Stored records
******************************

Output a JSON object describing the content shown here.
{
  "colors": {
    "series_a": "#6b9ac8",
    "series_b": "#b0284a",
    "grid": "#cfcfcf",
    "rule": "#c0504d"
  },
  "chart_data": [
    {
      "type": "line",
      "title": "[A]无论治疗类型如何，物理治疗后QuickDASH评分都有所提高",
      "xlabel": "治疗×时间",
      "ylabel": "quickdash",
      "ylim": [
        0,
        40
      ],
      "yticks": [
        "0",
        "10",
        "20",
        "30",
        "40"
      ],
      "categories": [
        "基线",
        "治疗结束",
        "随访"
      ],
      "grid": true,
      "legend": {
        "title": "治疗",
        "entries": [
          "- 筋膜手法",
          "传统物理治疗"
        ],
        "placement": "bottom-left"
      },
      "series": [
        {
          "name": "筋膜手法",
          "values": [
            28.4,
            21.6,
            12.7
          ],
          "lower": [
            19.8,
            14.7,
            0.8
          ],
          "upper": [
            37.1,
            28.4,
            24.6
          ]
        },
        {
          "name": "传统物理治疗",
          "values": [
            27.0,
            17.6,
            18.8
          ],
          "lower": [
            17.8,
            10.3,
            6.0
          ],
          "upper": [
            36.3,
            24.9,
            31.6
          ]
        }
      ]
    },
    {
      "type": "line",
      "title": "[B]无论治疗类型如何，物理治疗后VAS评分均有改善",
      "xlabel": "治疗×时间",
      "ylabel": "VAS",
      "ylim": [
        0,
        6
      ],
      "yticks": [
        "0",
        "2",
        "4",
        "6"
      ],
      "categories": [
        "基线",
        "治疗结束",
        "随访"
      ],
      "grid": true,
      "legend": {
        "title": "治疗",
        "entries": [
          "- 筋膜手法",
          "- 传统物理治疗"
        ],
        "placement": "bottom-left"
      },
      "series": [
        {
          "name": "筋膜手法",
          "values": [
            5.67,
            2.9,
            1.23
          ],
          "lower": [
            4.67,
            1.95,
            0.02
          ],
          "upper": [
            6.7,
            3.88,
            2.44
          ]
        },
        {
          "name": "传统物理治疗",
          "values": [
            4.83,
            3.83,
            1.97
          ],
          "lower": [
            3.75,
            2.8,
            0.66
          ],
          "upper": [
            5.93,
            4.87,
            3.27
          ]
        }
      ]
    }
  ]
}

******************************

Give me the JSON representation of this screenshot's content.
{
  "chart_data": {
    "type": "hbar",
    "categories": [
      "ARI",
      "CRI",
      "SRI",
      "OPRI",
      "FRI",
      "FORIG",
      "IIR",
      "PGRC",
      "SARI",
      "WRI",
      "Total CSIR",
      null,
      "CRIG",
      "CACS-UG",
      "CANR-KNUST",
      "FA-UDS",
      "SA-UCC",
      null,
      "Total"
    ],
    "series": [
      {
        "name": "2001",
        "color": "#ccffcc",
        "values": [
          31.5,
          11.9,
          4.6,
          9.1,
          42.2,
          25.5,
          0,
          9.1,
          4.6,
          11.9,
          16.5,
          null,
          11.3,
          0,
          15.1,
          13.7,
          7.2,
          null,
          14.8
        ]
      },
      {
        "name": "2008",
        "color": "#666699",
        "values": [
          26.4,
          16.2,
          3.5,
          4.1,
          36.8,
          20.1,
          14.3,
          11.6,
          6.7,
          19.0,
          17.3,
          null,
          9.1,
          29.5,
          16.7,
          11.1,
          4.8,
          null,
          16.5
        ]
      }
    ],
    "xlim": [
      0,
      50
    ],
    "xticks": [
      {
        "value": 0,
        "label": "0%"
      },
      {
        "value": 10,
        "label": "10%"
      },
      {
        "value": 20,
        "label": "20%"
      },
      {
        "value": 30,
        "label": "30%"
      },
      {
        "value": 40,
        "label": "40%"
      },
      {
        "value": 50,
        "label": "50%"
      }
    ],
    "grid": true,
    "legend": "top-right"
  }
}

******************************

• _DESCRIPTION OF THE TASK_: Copy all lines of the material above where the string "content" occurs.

• _REPLY TO THE EXERCISE_:
Output a JSON object describing the content shown here.
Give me the JSON representation of this screenshot's content.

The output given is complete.